#### Extracted information
===

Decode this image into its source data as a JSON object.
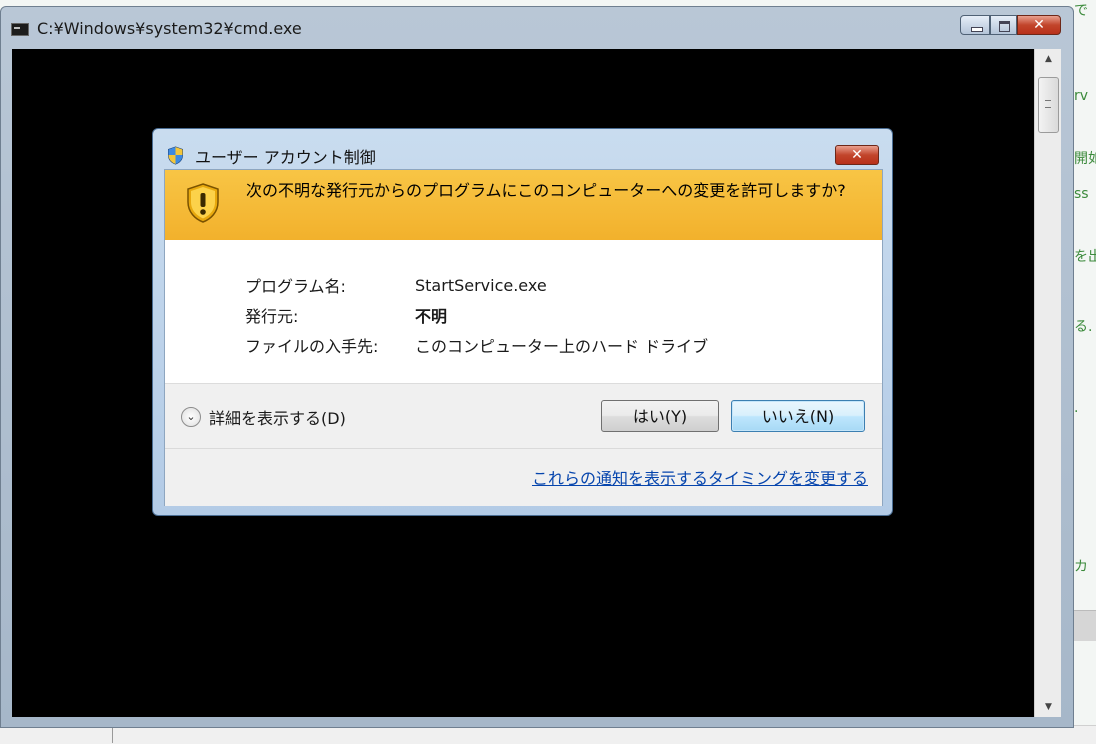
{
  "background": {
    "edge_chars": [
      "で",
      "rv",
      "開如",
      "ss",
      "を出",
      "る.",
      ".",
      "カ"
    ]
  },
  "console": {
    "title": "C:¥Windows¥system32¥cmd.exe",
    "close_glyph": "✕"
  },
  "uac": {
    "title": "ユーザー アカウント制御",
    "close_glyph": "✕",
    "question": "次の不明な発行元からのプログラムにこのコンピューターへの変更を許可しますか?",
    "info": [
      {
        "key": "プログラム名:",
        "value": "StartService.exe"
      },
      {
        "key": "発行元:",
        "value": "不明"
      },
      {
        "key": "ファイルの入手先:",
        "value": "このコンピューター上のハード ドライブ"
      }
    ],
    "details_label": "詳細を表示する(D)",
    "yes_label": "はい(Y)",
    "no_label": "いいえ(N)",
    "notify_link": "これらの通知を表示するタイミングを変更する",
    "colors": {
      "banner": "#f4b933",
      "link": "#0645ad",
      "default_button_border": "#3c7fb1"
    }
  }
}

===

#### Required work
Retype the whole listing, keeping every line identical and omitting all pictures.

#### Solved problem
Decode this image into its source data as a JSON object.
{
  "background": {
    "edge_chars": [
      "で",
      "rv",
      "開如",
      "ss",
      "を出",
      "る.",
      ".",
      "カ"
    ]
  },
  "console": {
    "title": "C:¥Windows¥system32¥cmd.exe",
    "close_glyph": "✕"
  },
  "uac": {
    "title": "ユーザー アカウント制御",
    "close_glyph": "✕",
    "question": "次の不明な発行元からのプログラムにこのコンピューターへの変更を許可しますか?",
    "info": [
      {
        "key": "プログラム名:",
        "value": "StartService.exe"
      },
      {
        "key": "発行元:",
        "value": "不明"
      },
      {
        "key": "ファイルの入手先:",
        "value": "このコンピューター上のハード ドライブ"
      }
    ],
    "details_label": "詳細を表示する(D)",
    "yes_label": "はい(Y)",
    "no_label": "いいえ(N)",
    "notify_link": "これらの通知を表示するタイミングを変更する",
    "colors": {
      "banner": "#f4b933",
      "link": "#0645ad",
      "default_button_border": "#3c7fb1"
    }
  }
}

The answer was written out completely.